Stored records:
◇ ◇ ◇ ◇

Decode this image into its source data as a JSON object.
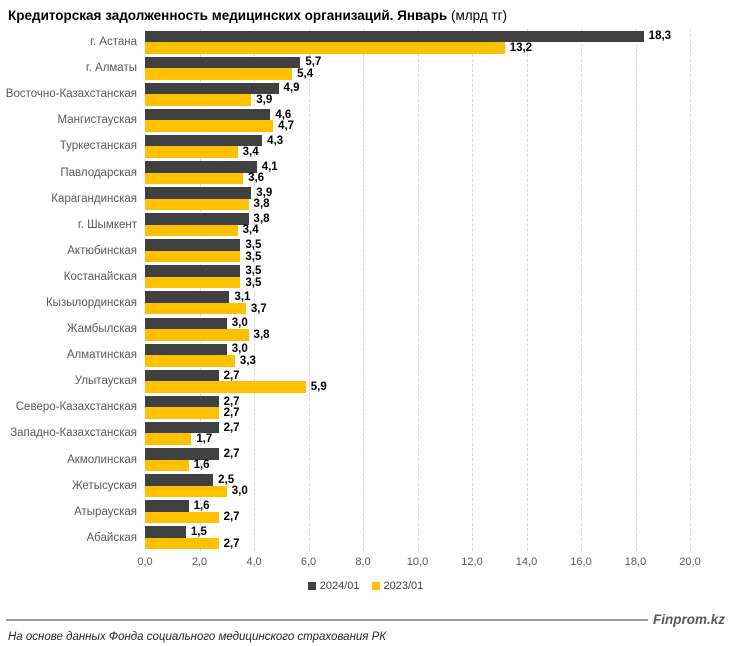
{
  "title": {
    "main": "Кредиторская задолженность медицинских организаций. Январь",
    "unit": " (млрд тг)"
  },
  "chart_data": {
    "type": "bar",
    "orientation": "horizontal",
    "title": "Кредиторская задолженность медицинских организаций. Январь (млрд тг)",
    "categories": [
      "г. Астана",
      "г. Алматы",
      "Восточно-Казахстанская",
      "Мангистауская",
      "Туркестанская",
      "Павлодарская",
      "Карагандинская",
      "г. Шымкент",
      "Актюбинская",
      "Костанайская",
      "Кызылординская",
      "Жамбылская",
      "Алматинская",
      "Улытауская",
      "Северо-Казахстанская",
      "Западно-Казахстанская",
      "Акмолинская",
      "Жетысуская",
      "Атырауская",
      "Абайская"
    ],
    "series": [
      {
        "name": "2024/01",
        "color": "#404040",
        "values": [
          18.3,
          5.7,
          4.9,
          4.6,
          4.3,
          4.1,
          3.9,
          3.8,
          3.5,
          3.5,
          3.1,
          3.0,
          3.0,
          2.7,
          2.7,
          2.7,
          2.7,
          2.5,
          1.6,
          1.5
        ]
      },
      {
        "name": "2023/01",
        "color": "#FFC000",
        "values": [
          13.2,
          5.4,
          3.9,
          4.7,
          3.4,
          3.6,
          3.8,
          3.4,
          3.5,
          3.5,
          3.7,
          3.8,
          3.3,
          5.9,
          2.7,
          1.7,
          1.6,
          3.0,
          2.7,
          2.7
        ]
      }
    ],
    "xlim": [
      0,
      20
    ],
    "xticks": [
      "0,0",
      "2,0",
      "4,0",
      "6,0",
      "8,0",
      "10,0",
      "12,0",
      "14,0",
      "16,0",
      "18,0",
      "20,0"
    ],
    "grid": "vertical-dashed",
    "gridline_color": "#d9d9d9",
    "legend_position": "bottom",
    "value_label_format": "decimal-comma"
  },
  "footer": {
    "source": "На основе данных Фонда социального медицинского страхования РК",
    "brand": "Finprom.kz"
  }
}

◇ ◇ ◇ ◇

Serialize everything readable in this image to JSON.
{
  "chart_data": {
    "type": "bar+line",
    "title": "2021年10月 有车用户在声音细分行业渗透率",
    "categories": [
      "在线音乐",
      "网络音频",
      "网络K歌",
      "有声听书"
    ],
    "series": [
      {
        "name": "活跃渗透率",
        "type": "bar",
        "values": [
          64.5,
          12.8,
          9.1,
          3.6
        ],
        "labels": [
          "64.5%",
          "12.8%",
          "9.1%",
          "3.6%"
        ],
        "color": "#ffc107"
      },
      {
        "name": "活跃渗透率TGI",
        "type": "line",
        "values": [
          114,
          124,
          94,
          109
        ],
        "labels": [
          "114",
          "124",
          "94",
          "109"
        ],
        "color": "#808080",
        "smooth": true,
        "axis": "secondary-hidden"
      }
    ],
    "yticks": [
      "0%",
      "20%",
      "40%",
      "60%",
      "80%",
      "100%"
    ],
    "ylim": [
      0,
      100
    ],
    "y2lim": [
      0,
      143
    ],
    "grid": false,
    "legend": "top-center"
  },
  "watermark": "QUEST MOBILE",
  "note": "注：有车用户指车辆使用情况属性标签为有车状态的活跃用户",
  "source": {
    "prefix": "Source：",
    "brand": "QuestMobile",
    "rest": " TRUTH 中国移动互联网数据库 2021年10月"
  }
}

◇ ◇ ◇ ◇

WRITTEN TASK:
Consider the entries above and return each line with the string "this".

REPLY:
Decode this image into its source data as a JSON object.
Serialize everything readable in this image to JSON.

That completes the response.